▶ [EXERCISE] For each line below that includes the word "décembre", make a copy.
====================
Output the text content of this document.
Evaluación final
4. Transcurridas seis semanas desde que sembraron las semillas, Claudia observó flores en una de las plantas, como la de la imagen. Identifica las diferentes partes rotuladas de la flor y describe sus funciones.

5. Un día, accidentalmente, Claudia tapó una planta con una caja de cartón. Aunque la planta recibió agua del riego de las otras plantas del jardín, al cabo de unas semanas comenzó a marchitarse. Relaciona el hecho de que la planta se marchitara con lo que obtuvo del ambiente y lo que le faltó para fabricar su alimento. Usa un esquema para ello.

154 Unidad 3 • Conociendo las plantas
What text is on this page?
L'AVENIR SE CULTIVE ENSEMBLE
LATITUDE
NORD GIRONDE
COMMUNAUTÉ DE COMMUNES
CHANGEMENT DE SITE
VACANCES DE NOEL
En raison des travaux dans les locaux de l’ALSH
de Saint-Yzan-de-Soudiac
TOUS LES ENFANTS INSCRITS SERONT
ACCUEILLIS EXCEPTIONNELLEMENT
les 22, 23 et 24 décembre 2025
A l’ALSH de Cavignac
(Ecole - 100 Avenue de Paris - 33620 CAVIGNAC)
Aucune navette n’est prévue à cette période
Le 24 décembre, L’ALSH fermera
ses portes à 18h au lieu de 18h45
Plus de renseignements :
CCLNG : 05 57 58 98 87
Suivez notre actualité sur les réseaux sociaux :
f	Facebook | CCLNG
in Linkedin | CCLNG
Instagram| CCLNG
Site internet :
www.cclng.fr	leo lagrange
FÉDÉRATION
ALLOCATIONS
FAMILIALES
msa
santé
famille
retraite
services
====================
▶ [SOLUTION TO THE EXERCISE]
les 22, 23 et 24 décembre 2025
Le 24 décembre, L’ALSH fermera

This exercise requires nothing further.